(Items from a figure collection)
=====

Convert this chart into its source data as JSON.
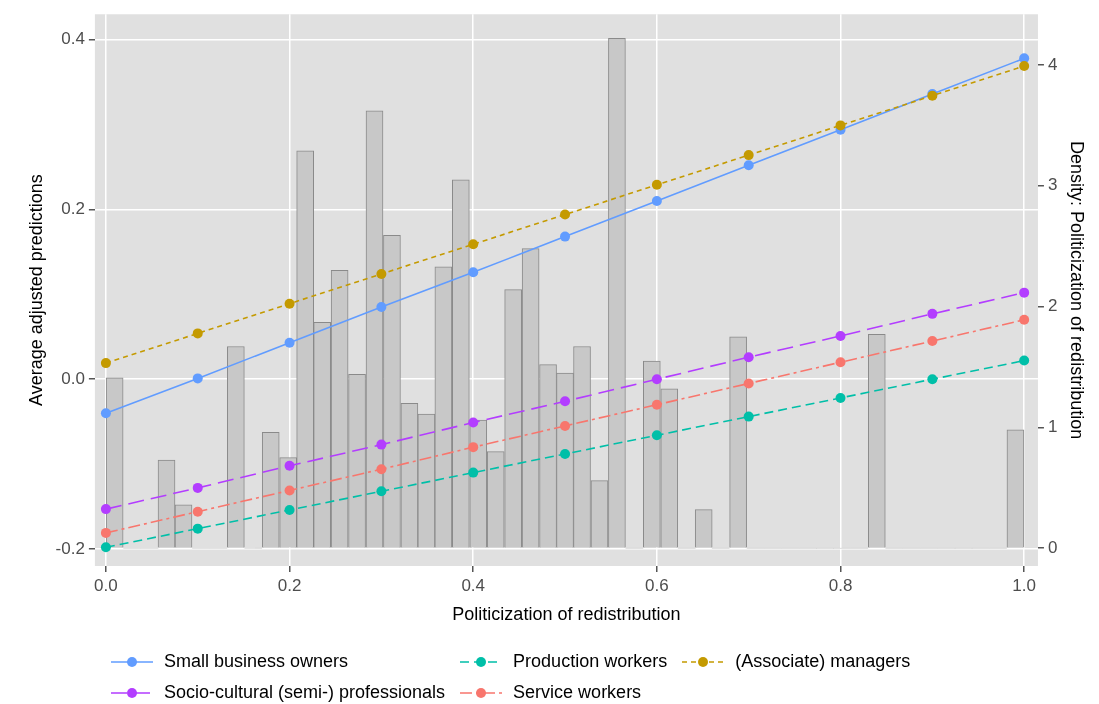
{
  "chart_data": {
    "type": "line",
    "xlabel": "Politicization of redistribution",
    "ylabel": "Average adjusted predictions",
    "y2label": "Density: Politicization of redistribution",
    "x": [
      0,
      0.1,
      0.2,
      0.3,
      0.4,
      0.5,
      0.6,
      0.7,
      0.8,
      0.9,
      1
    ],
    "series": [
      {
        "name": "Small business owners",
        "color": "#619cff",
        "line_style": "solid",
        "values": [
          -0.04,
          0.001,
          0.043,
          0.085,
          0.126,
          0.168,
          0.21,
          0.252,
          0.294,
          0.336,
          0.378
        ]
      },
      {
        "name": "Socio-cultural (semi-) professionals",
        "color": "#b33dff",
        "line_style": "longdash",
        "values": [
          -0.153,
          -0.128,
          -0.102,
          -0.077,
          -0.051,
          -0.026,
          0,
          0.026,
          0.051,
          0.077,
          0.102
        ]
      },
      {
        "name": "Production workers",
        "color": "#00bfa8",
        "line_style": "dashed",
        "values": [
          -0.198,
          -0.176,
          -0.154,
          -0.132,
          -0.11,
          -0.088,
          -0.066,
          -0.044,
          -0.022,
          0,
          0.022
        ]
      },
      {
        "name": "Service workers",
        "color": "#f8766d",
        "line_style": "dashdot",
        "values": [
          -0.181,
          -0.156,
          -0.131,
          -0.106,
          -0.08,
          -0.055,
          -0.03,
          -0.005,
          0.02,
          0.045,
          0.07
        ]
      },
      {
        "name": "(Associate) managers",
        "color": "#c49a00",
        "line_style": "dotted",
        "values": [
          0.019,
          0.054,
          0.089,
          0.124,
          0.159,
          0.194,
          0.229,
          0.264,
          0.299,
          0.334,
          0.369
        ]
      },
      {
        "type": "histogram",
        "axis": "y2",
        "color": "#c8c8c8",
        "bins": [
          0,
          0.019,
          0.038,
          0.057,
          0.075,
          0.094,
          0.113,
          0.132,
          0.151,
          0.17,
          0.189,
          0.208,
          0.226,
          0.245,
          0.264,
          0.283,
          0.302,
          0.321,
          0.34,
          0.358,
          0.377,
          0.396,
          0.415,
          0.434,
          0.453,
          0.472,
          0.491,
          0.509,
          0.528,
          0.547,
          0.566,
          0.585,
          0.604,
          0.623,
          0.642,
          0.66,
          0.679,
          0.698,
          0.717,
          0.736,
          0.755,
          0.774,
          0.792,
          0.811,
          0.83,
          0.849,
          0.868,
          0.887,
          0.906,
          0.925,
          0.943,
          0.962,
          0.981,
          1
        ],
        "values": [
          1.41,
          0,
          0,
          0.73,
          0.36,
          0,
          0,
          1.67,
          0,
          0.96,
          0.75,
          3.29,
          1.87,
          2.3,
          1.44,
          3.62,
          2.59,
          1.2,
          1.11,
          2.33,
          3.05,
          1.06,
          0.8,
          2.14,
          2.48,
          1.52,
          1.45,
          1.67,
          0.56,
          4.22,
          0,
          1.55,
          1.32,
          0,
          0.32,
          0,
          1.75,
          0,
          0,
          0,
          0,
          0,
          0,
          0,
          1.77,
          0,
          0,
          0,
          0,
          0,
          0,
          0,
          0.98
        ]
      }
    ],
    "xlim": [
      -0.012,
      1.015
    ],
    "ylim": [
      -0.22,
      0.43
    ],
    "y2lim": [
      -0.147,
      4.42
    ],
    "xticks": [
      {
        "value": 0,
        "label": "0.0"
      },
      0.2,
      0.4,
      0.6,
      0.8,
      {
        "value": 1,
        "label": "1.0"
      }
    ],
    "yticks": [
      -0.2,
      {
        "value": 0,
        "label": "0.0"
      },
      0.2,
      0.4
    ],
    "y2ticks": [
      0,
      1,
      2,
      3,
      4
    ],
    "grid": true,
    "legend": "bottom",
    "marker": "circle"
  }
}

=====

Output the entries above exactly. Drop the pictures.

[Solution to this exercise]
Convert this chart into its source data as JSON.
{
  "chart_data": {
    "type": "line",
    "xlabel": "Politicization of redistribution",
    "ylabel": "Average adjusted predictions",
    "y2label": "Density: Politicization of redistribution",
    "x": [
      0,
      0.1,
      0.2,
      0.3,
      0.4,
      0.5,
      0.6,
      0.7,
      0.8,
      0.9,
      1
    ],
    "series": [
      {
        "name": "Small business owners",
        "color": "#619cff",
        "line_style": "solid",
        "values": [
          -0.04,
          0.001,
          0.043,
          0.085,
          0.126,
          0.168,
          0.21,
          0.252,
          0.294,
          0.336,
          0.378
        ]
      },
      {
        "name": "Socio-cultural (semi-) professionals",
        "color": "#b33dff",
        "line_style": "longdash",
        "values": [
          -0.153,
          -0.128,
          -0.102,
          -0.077,
          -0.051,
          -0.026,
          0,
          0.026,
          0.051,
          0.077,
          0.102
        ]
      },
      {
        "name": "Production workers",
        "color": "#00bfa8",
        "line_style": "dashed",
        "values": [
          -0.198,
          -0.176,
          -0.154,
          -0.132,
          -0.11,
          -0.088,
          -0.066,
          -0.044,
          -0.022,
          0,
          0.022
        ]
      },
      {
        "name": "Service workers",
        "color": "#f8766d",
        "line_style": "dashdot",
        "values": [
          -0.181,
          -0.156,
          -0.131,
          -0.106,
          -0.08,
          -0.055,
          -0.03,
          -0.005,
          0.02,
          0.045,
          0.07
        ]
      },
      {
        "name": "(Associate) managers",
        "color": "#c49a00",
        "line_style": "dotted",
        "values": [
          0.019,
          0.054,
          0.089,
          0.124,
          0.159,
          0.194,
          0.229,
          0.264,
          0.299,
          0.334,
          0.369
        ]
      },
      {
        "type": "histogram",
        "axis": "y2",
        "color": "#c8c8c8",
        "bins": [
          0,
          0.019,
          0.038,
          0.057,
          0.075,
          0.094,
          0.113,
          0.132,
          0.151,
          0.17,
          0.189,
          0.208,
          0.226,
          0.245,
          0.264,
          0.283,
          0.302,
          0.321,
          0.34,
          0.358,
          0.377,
          0.396,
          0.415,
          0.434,
          0.453,
          0.472,
          0.491,
          0.509,
          0.528,
          0.547,
          0.566,
          0.585,
          0.604,
          0.623,
          0.642,
          0.66,
          0.679,
          0.698,
          0.717,
          0.736,
          0.755,
          0.774,
          0.792,
          0.811,
          0.83,
          0.849,
          0.868,
          0.887,
          0.906,
          0.925,
          0.943,
          0.962,
          0.981,
          1
        ],
        "values": [
          1.41,
          0,
          0,
          0.73,
          0.36,
          0,
          0,
          1.67,
          0,
          0.96,
          0.75,
          3.29,
          1.87,
          2.3,
          1.44,
          3.62,
          2.59,
          1.2,
          1.11,
          2.33,
          3.05,
          1.06,
          0.8,
          2.14,
          2.48,
          1.52,
          1.45,
          1.67,
          0.56,
          4.22,
          0,
          1.55,
          1.32,
          0,
          0.32,
          0,
          1.75,
          0,
          0,
          0,
          0,
          0,
          0,
          0,
          1.77,
          0,
          0,
          0,
          0,
          0,
          0,
          0,
          0.98
        ]
      }
    ],
    "xlim": [
      -0.012,
      1.015
    ],
    "ylim": [
      -0.22,
      0.43
    ],
    "y2lim": [
      -0.147,
      4.42
    ],
    "xticks": [
      {
        "value": 0,
        "label": "0.0"
      },
      0.2,
      0.4,
      0.6,
      0.8,
      {
        "value": 1,
        "label": "1.0"
      }
    ],
    "yticks": [
      -0.2,
      {
        "value": 0,
        "label": "0.0"
      },
      0.2,
      0.4
    ],
    "y2ticks": [
      0,
      1,
      2,
      3,
      4
    ],
    "grid": true,
    "legend": "bottom",
    "marker": "circle"
  }
}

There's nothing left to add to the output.